### PROBLEM STATEMENT
Repeat each line exactly, leaving nothing out.

### MATERIALS PROVIDED

○ ○ ○

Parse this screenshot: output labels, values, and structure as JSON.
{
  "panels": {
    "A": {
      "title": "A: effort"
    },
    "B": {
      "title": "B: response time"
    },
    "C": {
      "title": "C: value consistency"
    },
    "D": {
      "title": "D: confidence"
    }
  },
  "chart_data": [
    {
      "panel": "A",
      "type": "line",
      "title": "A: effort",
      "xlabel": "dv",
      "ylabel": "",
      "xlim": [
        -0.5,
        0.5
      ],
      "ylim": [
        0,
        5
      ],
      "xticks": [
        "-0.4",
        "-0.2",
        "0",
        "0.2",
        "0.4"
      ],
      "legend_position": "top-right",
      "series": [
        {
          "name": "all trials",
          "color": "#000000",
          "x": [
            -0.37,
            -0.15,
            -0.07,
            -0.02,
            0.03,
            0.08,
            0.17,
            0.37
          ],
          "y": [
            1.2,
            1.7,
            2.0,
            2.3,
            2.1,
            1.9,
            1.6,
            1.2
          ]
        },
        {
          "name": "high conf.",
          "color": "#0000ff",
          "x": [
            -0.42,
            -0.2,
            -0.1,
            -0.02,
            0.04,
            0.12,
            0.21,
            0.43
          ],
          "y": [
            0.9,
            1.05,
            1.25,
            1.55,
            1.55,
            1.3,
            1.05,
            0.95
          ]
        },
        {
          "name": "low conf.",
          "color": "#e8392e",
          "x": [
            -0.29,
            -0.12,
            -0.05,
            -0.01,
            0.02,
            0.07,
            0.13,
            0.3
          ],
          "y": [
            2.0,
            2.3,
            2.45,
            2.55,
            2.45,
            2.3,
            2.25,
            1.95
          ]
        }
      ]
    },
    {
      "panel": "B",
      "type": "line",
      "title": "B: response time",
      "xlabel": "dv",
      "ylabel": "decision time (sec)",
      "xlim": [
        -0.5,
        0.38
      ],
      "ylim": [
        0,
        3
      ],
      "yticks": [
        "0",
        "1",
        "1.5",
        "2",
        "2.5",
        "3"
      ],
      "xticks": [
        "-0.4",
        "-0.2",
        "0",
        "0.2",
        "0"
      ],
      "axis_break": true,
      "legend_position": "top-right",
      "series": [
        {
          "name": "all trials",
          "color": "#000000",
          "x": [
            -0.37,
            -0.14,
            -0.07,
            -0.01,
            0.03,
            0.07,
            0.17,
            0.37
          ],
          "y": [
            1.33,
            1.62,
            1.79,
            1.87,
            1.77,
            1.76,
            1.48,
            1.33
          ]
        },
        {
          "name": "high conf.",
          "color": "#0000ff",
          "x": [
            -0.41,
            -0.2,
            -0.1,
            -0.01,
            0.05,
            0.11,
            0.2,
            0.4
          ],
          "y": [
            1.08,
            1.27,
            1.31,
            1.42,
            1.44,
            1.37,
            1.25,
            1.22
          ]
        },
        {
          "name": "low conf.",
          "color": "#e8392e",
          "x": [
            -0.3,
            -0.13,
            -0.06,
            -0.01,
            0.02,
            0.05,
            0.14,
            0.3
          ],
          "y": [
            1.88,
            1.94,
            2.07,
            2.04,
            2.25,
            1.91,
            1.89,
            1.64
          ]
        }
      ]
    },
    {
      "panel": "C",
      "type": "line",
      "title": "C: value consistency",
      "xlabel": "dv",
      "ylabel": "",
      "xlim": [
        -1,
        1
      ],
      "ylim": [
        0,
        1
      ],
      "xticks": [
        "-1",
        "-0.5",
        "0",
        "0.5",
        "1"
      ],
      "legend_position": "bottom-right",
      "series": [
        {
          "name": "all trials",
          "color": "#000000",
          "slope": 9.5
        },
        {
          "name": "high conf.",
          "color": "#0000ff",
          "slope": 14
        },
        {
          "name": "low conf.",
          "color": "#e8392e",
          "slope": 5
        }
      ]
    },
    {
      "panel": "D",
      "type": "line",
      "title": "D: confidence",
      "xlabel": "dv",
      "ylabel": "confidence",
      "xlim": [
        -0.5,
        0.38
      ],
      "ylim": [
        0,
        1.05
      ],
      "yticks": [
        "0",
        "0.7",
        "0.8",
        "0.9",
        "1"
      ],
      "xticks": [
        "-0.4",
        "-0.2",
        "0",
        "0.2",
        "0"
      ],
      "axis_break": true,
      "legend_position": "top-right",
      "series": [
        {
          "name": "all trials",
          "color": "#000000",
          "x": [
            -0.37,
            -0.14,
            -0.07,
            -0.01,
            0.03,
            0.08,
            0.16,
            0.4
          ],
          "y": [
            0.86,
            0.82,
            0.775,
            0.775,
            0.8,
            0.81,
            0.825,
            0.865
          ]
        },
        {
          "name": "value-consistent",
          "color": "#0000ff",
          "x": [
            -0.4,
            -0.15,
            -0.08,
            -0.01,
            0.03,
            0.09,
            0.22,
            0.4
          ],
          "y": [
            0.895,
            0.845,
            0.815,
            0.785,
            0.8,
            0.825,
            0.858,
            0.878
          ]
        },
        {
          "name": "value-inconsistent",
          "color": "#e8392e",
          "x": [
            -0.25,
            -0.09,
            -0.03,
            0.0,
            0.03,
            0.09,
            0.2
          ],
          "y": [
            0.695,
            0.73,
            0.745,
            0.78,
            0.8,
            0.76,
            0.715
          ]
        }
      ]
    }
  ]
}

○ ○ ○

### ANSWER IN FULL
Parse this screenshot: output labels, values, and structure as JSON.
{
  "panels": {
    "A": {
      "title": "A: effort"
    },
    "B": {
      "title": "B: response time"
    },
    "C": {
      "title": "C: value consistency"
    },
    "D": {
      "title": "D: confidence"
    }
  },
  "chart_data": [
    {
      "panel": "A",
      "type": "line",
      "title": "A: effort",
      "xlabel": "dv",
      "ylabel": "",
      "xlim": [
        -0.5,
        0.5
      ],
      "ylim": [
        0,
        5
      ],
      "xticks": [
        "-0.4",
        "-0.2",
        "0",
        "0.2",
        "0.4"
      ],
      "legend_position": "top-right",
      "series": [
        {
          "name": "all trials",
          "color": "#000000",
          "x": [
            -0.37,
            -0.15,
            -0.07,
            -0.02,
            0.03,
            0.08,
            0.17,
            0.37
          ],
          "y": [
            1.2,
            1.7,
            2.0,
            2.3,
            2.1,
            1.9,
            1.6,
            1.2
          ]
        },
        {
          "name": "high conf.",
          "color": "#0000ff",
          "x": [
            -0.42,
            -0.2,
            -0.1,
            -0.02,
            0.04,
            0.12,
            0.21,
            0.43
          ],
          "y": [
            0.9,
            1.05,
            1.25,
            1.55,
            1.55,
            1.3,
            1.05,
            0.95
          ]
        },
        {
          "name": "low conf.",
          "color": "#e8392e",
          "x": [
            -0.29,
            -0.12,
            -0.05,
            -0.01,
            0.02,
            0.07,
            0.13,
            0.3
          ],
          "y": [
            2.0,
            2.3,
            2.45,
            2.55,
            2.45,
            2.3,
            2.25,
            1.95
          ]
        }
      ]
    },
    {
      "panel": "B",
      "type": "line",
      "title": "B: response time",
      "xlabel": "dv",
      "ylabel": "decision time (sec)",
      "xlim": [
        -0.5,
        0.38
      ],
      "ylim": [
        0,
        3
      ],
      "yticks": [
        "0",
        "1",
        "1.5",
        "2",
        "2.5",
        "3"
      ],
      "xticks": [
        "-0.4",
        "-0.2",
        "0",
        "0.2",
        "0"
      ],
      "axis_break": true,
      "legend_position": "top-right",
      "series": [
        {
          "name": "all trials",
          "color": "#000000",
          "x": [
            -0.37,
            -0.14,
            -0.07,
            -0.01,
            0.03,
            0.07,
            0.17,
            0.37
          ],
          "y": [
            1.33,
            1.62,
            1.79,
            1.87,
            1.77,
            1.76,
            1.48,
            1.33
          ]
        },
        {
          "name": "high conf.",
          "color": "#0000ff",
          "x": [
            -0.41,
            -0.2,
            -0.1,
            -0.01,
            0.05,
            0.11,
            0.2,
            0.4
          ],
          "y": [
            1.08,
            1.27,
            1.31,
            1.42,
            1.44,
            1.37,
            1.25,
            1.22
          ]
        },
        {
          "name": "low conf.",
          "color": "#e8392e",
          "x": [
            -0.3,
            -0.13,
            -0.06,
            -0.01,
            0.02,
            0.05,
            0.14,
            0.3
          ],
          "y": [
            1.88,
            1.94,
            2.07,
            2.04,
            2.25,
            1.91,
            1.89,
            1.64
          ]
        }
      ]
    },
    {
      "panel": "C",
      "type": "line",
      "title": "C: value consistency",
      "xlabel": "dv",
      "ylabel": "",
      "xlim": [
        -1,
        1
      ],
      "ylim": [
        0,
        1
      ],
      "xticks": [
        "-1",
        "-0.5",
        "0",
        "0.5",
        "1"
      ],
      "legend_position": "bottom-right",
      "series": [
        {
          "name": "all trials",
          "color": "#000000",
          "slope": 9.5
        },
        {
          "name": "high conf.",
          "color": "#0000ff",
          "slope": 14
        },
        {
          "name": "low conf.",
          "color": "#e8392e",
          "slope": 5
        }
      ]
    },
    {
      "panel": "D",
      "type": "line",
      "title": "D: confidence",
      "xlabel": "dv",
      "ylabel": "confidence",
      "xlim": [
        -0.5,
        0.38
      ],
      "ylim": [
        0,
        1.05
      ],
      "yticks": [
        "0",
        "0.7",
        "0.8",
        "0.9",
        "1"
      ],
      "xticks": [
        "-0.4",
        "-0.2",
        "0",
        "0.2",
        "0"
      ],
      "axis_break": true,
      "legend_position": "top-right",
      "series": [
        {
          "name": "all trials",
          "color": "#000000",
          "x": [
            -0.37,
            -0.14,
            -0.07,
            -0.01,
            0.03,
            0.08,
            0.16,
            0.4
          ],
          "y": [
            0.86,
            0.82,
            0.775,
            0.775,
            0.8,
            0.81,
            0.825,
            0.865
          ]
        },
        {
          "name": "value-consistent",
          "color": "#0000ff",
          "x": [
            -0.4,
            -0.15,
            -0.08,
            -0.01,
            0.03,
            0.09,
            0.22,
            0.4
          ],
          "y": [
            0.895,
            0.845,
            0.815,
            0.785,
            0.8,
            0.825,
            0.858,
            0.878
          ]
        },
        {
          "name": "value-inconsistent",
          "color": "#e8392e",
          "x": [
            -0.25,
            -0.09,
            -0.03,
            0.0,
            0.03,
            0.09,
            0.2
          ],
          "y": [
            0.695,
            0.73,
            0.745,
            0.78,
            0.8,
            0.76,
            0.715
          ]
        }
      ]
    }
  ]
}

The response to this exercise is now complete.